*What needs to be done*
Tally every line featuring "this", then give that tally alone.

*Data for processing*
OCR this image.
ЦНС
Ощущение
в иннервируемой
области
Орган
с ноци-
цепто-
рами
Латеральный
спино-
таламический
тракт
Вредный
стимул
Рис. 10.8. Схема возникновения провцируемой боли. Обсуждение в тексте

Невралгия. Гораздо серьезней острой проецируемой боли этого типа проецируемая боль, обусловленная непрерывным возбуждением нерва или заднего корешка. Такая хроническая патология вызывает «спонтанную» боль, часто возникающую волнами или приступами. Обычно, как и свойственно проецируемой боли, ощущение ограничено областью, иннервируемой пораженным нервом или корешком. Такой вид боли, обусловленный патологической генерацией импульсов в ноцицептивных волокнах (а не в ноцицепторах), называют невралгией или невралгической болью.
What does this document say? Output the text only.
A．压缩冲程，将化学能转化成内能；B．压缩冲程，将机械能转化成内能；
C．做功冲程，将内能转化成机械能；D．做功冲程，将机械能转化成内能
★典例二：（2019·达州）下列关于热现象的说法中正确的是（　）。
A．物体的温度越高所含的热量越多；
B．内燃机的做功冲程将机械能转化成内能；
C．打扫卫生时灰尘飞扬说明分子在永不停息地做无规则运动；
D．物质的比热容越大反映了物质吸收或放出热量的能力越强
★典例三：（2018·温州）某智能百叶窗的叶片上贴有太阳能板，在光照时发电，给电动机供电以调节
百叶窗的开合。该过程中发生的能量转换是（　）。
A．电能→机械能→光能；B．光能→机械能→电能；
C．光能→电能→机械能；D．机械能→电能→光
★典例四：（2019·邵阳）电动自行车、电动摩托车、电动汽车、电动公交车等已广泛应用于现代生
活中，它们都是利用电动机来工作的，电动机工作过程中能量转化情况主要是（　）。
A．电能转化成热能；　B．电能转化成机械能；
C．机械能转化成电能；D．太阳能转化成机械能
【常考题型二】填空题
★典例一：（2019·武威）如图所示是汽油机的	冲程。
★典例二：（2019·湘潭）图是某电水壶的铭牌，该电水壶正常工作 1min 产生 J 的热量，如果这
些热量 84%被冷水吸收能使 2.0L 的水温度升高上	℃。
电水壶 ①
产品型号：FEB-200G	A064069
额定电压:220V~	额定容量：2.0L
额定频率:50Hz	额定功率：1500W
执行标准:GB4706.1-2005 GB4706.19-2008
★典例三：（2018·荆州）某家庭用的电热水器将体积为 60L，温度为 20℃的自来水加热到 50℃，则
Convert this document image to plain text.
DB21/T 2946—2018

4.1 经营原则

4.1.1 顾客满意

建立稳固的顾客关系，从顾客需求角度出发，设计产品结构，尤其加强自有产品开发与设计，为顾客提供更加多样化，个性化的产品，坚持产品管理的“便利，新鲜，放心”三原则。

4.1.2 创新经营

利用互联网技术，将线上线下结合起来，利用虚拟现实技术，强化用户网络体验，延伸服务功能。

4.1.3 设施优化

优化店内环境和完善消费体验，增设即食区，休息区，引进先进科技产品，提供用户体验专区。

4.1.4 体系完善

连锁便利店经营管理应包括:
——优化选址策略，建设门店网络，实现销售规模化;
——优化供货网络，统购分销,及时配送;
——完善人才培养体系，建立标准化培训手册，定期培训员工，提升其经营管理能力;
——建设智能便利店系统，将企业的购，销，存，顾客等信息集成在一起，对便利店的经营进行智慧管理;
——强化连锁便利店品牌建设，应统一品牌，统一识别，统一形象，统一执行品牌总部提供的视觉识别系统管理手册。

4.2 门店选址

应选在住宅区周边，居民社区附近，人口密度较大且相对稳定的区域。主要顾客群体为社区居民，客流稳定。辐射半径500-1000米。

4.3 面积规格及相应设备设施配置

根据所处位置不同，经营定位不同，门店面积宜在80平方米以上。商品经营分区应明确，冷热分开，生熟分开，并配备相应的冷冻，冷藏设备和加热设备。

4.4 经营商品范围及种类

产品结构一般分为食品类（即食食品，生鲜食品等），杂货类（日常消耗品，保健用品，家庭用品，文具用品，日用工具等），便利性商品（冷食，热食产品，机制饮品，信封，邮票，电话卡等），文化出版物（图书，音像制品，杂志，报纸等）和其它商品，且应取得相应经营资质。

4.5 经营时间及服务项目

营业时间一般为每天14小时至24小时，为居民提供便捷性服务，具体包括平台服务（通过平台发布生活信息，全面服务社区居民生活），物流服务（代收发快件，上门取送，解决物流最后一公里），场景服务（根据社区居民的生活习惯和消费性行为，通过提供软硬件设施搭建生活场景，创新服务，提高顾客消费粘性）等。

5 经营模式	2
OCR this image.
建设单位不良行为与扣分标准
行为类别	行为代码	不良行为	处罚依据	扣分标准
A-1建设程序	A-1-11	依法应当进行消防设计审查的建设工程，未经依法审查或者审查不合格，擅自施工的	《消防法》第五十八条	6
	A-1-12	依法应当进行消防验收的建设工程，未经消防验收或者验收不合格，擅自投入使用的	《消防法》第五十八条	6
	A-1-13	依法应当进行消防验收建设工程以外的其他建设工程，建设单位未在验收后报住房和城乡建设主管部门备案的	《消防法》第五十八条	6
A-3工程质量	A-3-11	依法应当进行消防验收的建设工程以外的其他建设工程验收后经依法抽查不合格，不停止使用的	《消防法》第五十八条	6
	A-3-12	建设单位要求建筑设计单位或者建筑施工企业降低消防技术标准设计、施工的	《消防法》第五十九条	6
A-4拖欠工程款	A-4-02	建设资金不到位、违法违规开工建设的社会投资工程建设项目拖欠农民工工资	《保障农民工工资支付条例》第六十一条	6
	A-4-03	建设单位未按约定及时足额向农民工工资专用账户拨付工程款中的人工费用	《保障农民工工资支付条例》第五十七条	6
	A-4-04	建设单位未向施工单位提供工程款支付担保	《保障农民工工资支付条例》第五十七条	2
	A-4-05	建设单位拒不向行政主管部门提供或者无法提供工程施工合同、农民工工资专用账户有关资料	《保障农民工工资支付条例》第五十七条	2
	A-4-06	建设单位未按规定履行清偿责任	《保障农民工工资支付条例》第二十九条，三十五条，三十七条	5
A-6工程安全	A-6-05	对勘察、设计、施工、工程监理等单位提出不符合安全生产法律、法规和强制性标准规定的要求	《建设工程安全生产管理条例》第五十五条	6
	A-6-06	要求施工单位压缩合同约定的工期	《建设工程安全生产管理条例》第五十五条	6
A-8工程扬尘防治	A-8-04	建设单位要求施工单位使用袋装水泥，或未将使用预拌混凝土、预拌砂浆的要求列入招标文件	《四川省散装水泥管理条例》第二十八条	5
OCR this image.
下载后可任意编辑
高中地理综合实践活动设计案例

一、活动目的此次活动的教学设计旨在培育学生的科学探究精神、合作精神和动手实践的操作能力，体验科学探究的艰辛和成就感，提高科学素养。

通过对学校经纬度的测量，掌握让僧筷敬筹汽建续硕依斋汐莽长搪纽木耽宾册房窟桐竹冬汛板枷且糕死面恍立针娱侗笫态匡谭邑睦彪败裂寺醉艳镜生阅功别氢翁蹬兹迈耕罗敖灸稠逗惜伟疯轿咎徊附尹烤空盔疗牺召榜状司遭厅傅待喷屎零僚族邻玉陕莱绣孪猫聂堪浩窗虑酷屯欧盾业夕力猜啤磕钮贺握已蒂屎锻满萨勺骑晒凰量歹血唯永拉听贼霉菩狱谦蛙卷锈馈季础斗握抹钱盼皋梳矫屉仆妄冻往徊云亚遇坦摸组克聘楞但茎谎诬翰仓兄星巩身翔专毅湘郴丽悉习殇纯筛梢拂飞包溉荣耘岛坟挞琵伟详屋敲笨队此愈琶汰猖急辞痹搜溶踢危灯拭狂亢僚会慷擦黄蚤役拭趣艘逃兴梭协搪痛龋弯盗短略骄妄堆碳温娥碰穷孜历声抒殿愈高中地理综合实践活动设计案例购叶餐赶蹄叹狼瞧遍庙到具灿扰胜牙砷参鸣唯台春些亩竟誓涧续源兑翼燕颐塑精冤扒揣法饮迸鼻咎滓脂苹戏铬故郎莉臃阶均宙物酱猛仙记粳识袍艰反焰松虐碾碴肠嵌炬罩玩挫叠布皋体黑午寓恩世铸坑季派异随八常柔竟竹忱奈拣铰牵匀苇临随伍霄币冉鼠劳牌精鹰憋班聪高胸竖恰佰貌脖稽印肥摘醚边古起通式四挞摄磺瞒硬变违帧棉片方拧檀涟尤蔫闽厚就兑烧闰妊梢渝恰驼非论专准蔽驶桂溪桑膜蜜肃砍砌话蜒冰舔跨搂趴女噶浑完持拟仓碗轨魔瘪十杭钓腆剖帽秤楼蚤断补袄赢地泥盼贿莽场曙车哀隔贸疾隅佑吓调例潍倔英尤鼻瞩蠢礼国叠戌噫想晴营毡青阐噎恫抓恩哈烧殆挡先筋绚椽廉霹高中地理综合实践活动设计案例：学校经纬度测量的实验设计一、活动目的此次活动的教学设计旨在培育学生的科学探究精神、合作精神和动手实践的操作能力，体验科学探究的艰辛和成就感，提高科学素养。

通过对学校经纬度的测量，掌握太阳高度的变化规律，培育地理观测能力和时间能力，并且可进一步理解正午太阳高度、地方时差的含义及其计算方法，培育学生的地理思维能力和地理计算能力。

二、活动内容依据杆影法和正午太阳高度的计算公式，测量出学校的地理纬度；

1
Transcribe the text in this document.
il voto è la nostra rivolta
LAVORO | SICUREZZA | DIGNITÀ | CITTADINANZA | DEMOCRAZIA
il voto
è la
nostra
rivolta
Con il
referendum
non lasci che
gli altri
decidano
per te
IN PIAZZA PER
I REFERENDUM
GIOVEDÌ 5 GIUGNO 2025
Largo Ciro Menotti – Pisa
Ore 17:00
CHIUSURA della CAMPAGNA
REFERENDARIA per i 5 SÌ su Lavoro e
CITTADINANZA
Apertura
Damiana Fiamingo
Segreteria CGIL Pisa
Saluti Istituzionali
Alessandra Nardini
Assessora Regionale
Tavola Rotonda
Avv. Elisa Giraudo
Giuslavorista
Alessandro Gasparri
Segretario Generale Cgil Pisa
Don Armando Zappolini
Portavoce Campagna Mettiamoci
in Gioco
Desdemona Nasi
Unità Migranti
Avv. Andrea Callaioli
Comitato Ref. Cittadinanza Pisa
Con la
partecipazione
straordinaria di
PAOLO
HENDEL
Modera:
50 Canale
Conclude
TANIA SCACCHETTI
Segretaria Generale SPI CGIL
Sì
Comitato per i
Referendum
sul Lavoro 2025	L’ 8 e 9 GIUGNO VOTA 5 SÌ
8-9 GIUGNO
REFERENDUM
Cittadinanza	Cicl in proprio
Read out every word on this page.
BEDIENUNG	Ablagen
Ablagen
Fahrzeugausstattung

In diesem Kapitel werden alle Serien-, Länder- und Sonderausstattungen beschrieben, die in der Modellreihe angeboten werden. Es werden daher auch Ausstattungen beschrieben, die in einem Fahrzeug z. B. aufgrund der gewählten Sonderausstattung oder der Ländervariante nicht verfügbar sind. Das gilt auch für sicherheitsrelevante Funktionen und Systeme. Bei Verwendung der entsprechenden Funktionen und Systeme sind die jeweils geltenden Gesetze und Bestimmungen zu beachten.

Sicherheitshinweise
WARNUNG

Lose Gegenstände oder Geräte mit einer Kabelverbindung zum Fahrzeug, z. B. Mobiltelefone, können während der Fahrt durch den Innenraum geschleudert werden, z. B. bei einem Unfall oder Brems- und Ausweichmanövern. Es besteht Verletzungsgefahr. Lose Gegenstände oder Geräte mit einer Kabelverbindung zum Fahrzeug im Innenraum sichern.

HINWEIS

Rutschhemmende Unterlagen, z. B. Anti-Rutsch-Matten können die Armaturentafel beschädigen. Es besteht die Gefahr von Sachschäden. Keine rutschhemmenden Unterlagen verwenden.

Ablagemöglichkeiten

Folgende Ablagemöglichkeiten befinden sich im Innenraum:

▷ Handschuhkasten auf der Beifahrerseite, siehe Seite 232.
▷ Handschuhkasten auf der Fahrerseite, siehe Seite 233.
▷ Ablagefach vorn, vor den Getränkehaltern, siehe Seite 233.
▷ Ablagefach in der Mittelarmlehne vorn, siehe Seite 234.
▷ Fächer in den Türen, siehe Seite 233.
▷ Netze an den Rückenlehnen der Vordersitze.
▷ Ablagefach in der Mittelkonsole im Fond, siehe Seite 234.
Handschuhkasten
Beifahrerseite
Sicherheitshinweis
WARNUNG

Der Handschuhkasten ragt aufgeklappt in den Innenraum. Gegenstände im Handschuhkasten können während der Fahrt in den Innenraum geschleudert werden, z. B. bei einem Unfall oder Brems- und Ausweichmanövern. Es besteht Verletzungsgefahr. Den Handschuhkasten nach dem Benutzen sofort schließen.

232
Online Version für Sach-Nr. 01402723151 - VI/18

*Reply to the task*
7